BEGIN

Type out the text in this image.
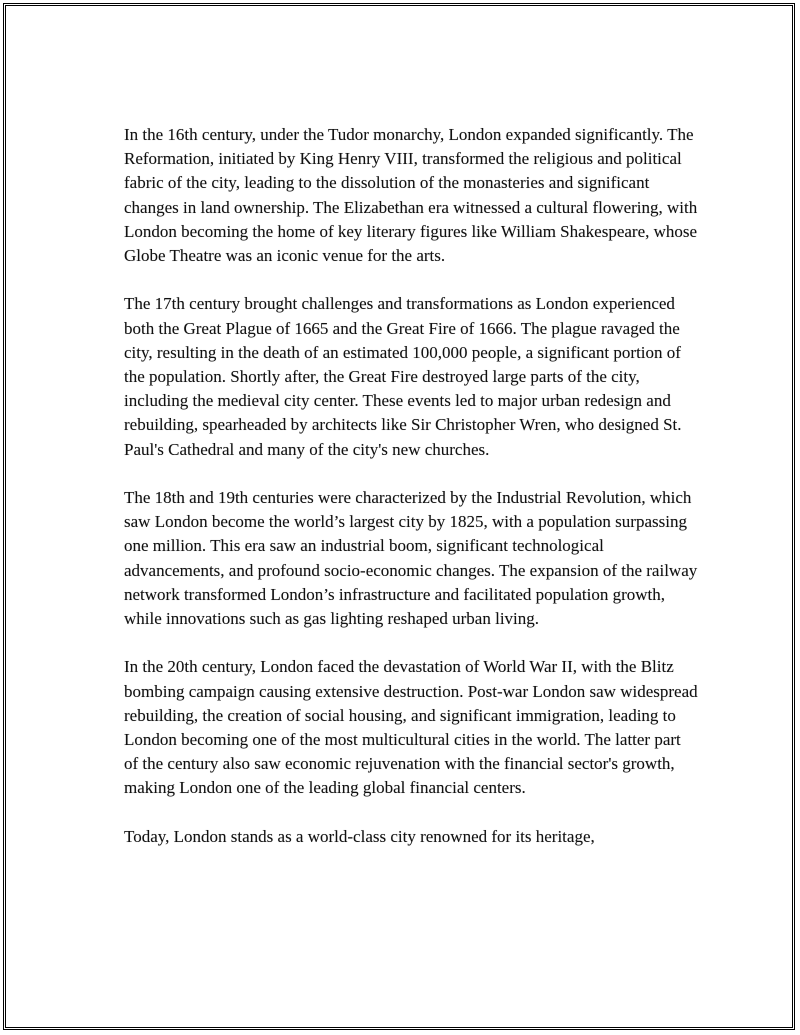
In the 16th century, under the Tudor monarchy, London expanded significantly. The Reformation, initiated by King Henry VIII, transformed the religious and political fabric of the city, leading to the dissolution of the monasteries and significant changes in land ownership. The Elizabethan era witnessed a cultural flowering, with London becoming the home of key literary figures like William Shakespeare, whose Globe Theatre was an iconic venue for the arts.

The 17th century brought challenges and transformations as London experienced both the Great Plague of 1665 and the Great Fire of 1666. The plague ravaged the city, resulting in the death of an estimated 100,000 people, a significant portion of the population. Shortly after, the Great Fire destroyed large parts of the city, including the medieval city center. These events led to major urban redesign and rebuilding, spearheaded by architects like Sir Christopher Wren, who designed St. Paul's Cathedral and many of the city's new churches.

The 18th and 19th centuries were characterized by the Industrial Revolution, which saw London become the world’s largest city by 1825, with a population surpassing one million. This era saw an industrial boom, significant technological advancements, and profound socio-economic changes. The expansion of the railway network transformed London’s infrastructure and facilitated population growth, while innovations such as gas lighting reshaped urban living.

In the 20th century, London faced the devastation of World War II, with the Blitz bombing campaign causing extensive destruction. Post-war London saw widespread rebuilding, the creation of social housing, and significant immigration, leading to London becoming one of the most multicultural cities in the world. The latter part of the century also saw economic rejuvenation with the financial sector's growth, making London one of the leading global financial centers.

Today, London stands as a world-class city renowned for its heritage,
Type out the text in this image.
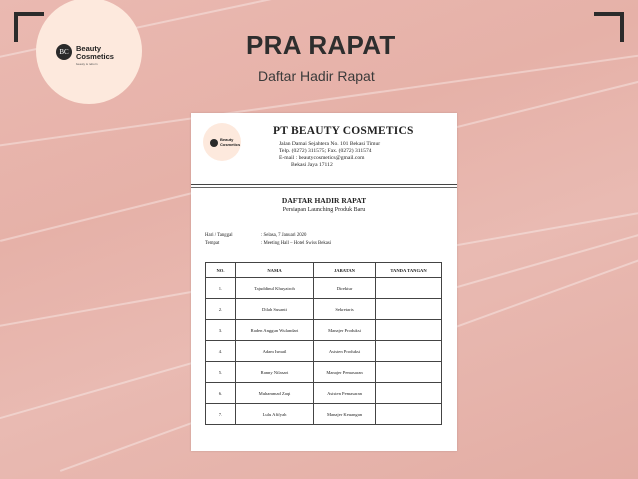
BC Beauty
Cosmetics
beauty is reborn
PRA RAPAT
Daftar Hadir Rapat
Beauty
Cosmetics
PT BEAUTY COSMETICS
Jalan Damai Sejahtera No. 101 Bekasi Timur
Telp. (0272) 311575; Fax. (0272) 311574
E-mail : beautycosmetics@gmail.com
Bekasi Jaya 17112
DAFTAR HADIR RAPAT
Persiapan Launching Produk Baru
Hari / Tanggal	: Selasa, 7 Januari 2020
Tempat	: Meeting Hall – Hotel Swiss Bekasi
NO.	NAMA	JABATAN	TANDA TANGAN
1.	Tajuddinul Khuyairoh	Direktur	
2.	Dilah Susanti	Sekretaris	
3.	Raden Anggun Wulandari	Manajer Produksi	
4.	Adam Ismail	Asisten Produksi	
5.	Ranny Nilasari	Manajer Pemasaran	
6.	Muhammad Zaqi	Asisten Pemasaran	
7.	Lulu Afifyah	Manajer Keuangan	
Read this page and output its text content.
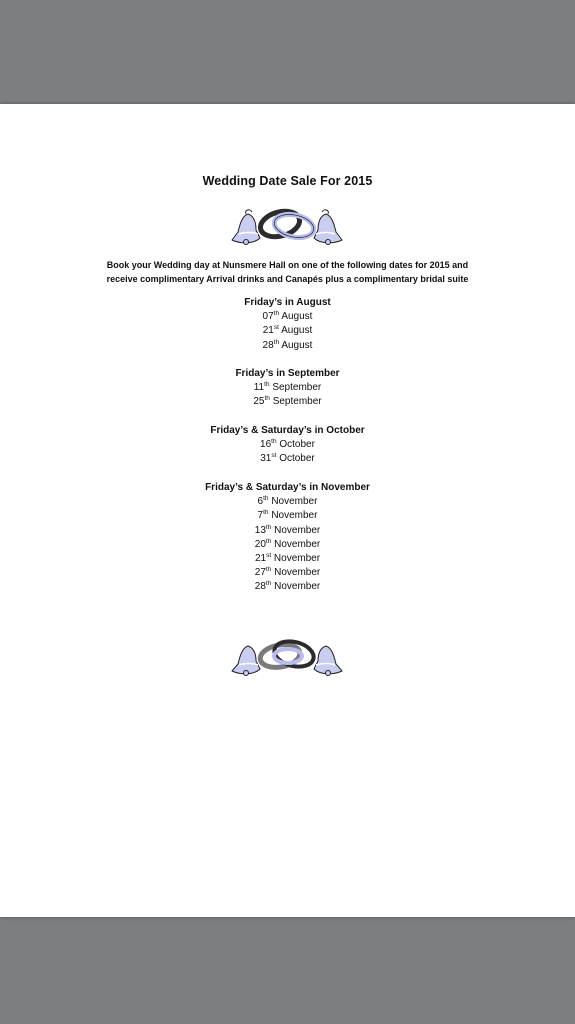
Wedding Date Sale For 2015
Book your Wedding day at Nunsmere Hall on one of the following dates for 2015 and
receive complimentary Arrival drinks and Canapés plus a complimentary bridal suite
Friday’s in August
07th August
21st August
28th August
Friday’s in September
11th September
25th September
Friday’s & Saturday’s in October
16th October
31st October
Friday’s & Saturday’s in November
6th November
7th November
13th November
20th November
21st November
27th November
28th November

END
BEGIN

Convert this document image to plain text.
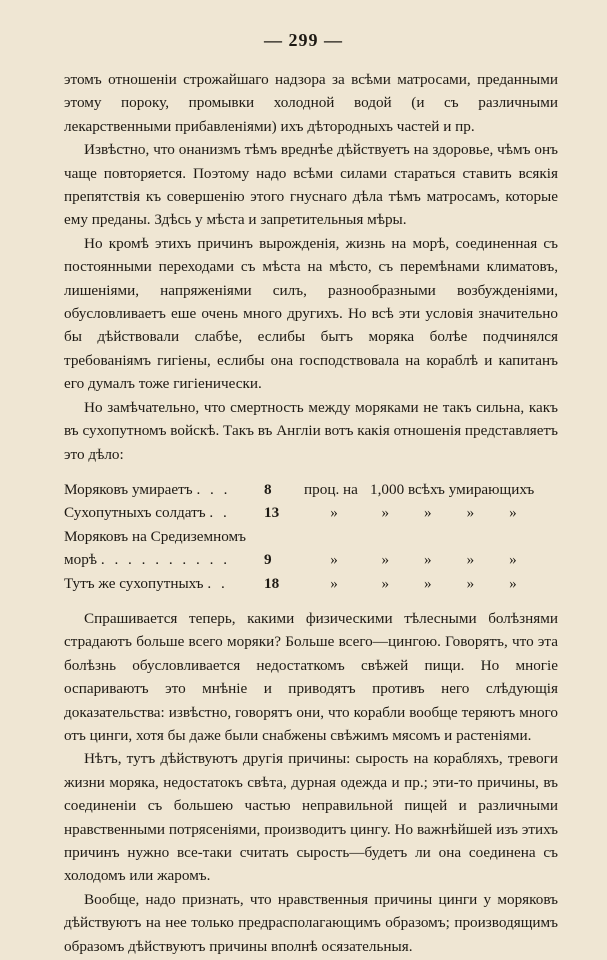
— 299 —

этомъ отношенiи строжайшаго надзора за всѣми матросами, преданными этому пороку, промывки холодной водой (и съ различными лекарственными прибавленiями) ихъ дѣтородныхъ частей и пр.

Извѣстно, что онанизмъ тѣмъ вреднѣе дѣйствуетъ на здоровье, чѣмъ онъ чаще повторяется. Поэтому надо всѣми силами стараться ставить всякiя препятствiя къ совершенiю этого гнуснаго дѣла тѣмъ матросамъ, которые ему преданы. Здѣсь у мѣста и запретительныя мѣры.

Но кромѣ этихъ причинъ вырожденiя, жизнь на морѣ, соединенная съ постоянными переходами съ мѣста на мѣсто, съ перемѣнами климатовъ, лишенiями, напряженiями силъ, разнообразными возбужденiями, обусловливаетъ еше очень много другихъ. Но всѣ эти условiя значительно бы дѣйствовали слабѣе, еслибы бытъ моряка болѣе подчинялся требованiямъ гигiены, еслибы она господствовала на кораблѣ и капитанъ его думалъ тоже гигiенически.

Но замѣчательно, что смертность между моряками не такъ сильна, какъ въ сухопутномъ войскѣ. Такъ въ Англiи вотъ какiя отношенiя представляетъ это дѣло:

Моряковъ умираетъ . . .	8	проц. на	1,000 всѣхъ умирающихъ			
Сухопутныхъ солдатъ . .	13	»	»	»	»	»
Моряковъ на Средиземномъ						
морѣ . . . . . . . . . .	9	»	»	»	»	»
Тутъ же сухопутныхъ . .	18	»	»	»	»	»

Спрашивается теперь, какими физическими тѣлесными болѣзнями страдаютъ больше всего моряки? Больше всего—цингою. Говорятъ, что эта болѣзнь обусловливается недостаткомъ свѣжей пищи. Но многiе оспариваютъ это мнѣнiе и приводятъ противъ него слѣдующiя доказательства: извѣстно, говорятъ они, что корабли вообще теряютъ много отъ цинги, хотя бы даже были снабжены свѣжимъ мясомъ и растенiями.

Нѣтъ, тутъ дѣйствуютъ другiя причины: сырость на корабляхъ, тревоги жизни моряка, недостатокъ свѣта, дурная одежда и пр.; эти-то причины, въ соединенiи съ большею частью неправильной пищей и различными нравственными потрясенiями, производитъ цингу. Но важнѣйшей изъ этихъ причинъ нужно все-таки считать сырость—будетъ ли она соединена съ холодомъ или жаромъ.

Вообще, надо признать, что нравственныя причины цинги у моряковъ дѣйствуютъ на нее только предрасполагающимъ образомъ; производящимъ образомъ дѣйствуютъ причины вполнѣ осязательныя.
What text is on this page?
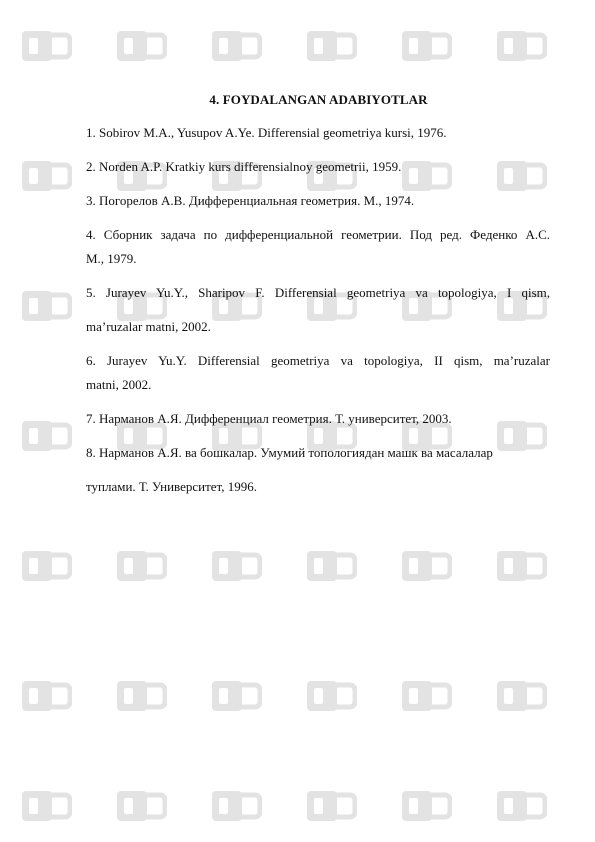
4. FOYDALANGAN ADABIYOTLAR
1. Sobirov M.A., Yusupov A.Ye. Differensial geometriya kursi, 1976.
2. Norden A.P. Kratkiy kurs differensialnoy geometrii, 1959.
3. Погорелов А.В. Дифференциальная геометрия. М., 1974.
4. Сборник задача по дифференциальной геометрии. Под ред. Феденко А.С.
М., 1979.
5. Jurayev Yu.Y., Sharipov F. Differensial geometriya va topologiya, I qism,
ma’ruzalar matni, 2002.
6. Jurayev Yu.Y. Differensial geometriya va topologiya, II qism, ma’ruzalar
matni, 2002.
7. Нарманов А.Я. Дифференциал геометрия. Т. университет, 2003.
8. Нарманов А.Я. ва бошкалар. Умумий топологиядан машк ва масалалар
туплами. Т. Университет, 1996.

END
BEGIN

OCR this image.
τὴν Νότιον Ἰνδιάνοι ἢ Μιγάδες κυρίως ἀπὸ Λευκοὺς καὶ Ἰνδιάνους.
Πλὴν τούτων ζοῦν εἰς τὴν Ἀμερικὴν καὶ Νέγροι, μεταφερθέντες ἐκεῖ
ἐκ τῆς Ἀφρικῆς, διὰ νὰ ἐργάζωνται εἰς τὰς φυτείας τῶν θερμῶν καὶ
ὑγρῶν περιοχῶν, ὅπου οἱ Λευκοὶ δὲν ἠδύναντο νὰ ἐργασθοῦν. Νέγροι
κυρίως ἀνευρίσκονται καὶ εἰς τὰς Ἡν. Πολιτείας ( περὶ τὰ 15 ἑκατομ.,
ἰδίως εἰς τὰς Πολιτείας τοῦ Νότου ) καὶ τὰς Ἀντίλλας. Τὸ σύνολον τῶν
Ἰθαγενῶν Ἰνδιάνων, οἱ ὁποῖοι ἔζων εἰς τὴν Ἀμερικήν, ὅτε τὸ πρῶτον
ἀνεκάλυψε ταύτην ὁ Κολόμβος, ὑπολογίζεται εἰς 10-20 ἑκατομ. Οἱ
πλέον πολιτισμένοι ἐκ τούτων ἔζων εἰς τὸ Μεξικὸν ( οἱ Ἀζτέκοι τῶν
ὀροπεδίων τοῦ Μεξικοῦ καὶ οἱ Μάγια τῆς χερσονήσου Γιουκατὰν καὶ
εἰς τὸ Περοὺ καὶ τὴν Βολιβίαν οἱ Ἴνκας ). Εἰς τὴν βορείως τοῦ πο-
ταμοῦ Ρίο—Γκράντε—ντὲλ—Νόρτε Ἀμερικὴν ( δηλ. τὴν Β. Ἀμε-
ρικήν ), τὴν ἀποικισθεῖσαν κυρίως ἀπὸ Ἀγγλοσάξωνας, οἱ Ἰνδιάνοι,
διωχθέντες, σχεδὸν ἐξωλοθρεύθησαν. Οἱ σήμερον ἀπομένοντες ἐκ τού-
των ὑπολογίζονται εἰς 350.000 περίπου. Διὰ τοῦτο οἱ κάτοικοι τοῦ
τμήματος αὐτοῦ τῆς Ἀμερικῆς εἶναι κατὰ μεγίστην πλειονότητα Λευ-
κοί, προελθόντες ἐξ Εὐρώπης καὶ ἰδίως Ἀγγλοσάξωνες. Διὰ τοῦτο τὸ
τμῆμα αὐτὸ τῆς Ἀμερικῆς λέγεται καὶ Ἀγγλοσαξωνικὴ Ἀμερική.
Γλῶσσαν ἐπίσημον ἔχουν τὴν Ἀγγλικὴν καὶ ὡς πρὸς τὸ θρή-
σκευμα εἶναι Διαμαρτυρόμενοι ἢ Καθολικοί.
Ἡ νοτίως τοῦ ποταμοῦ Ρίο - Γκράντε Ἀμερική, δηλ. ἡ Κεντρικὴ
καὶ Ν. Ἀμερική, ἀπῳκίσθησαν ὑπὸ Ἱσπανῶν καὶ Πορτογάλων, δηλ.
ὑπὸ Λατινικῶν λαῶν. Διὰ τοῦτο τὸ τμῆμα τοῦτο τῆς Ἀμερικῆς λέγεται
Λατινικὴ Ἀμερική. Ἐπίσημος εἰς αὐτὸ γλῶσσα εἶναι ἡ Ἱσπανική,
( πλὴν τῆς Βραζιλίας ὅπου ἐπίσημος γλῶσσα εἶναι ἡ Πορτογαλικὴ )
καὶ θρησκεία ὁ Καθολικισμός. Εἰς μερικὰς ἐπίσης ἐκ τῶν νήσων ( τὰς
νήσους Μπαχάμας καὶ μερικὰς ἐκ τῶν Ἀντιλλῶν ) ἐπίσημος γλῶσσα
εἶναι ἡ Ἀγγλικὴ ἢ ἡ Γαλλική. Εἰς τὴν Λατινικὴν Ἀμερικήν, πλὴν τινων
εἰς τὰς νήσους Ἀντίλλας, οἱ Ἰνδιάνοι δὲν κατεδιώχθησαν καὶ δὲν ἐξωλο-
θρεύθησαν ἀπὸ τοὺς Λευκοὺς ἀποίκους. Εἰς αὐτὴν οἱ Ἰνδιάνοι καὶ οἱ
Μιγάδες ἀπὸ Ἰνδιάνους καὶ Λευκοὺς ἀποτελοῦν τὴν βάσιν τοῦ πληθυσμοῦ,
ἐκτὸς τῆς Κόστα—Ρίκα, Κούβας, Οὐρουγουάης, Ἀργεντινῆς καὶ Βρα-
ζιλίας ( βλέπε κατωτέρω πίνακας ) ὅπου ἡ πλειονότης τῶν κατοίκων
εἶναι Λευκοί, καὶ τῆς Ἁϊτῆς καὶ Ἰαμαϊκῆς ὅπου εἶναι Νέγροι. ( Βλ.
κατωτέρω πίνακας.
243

END

■ What is needed: Copy every line that contains the string "νήσους".

■ Solution:
νήσους Μπαχάμας καὶ μερικὰς ἐκ τῶν Ἀντιλλῶν ) ἐπίσημος γλῶσσα
εἰς τὰς νήσους Ἀντίλλας, οἱ Ἰνδιάνοι δὲν κατεδιώχθησαν καὶ δὲν ἐξωλο-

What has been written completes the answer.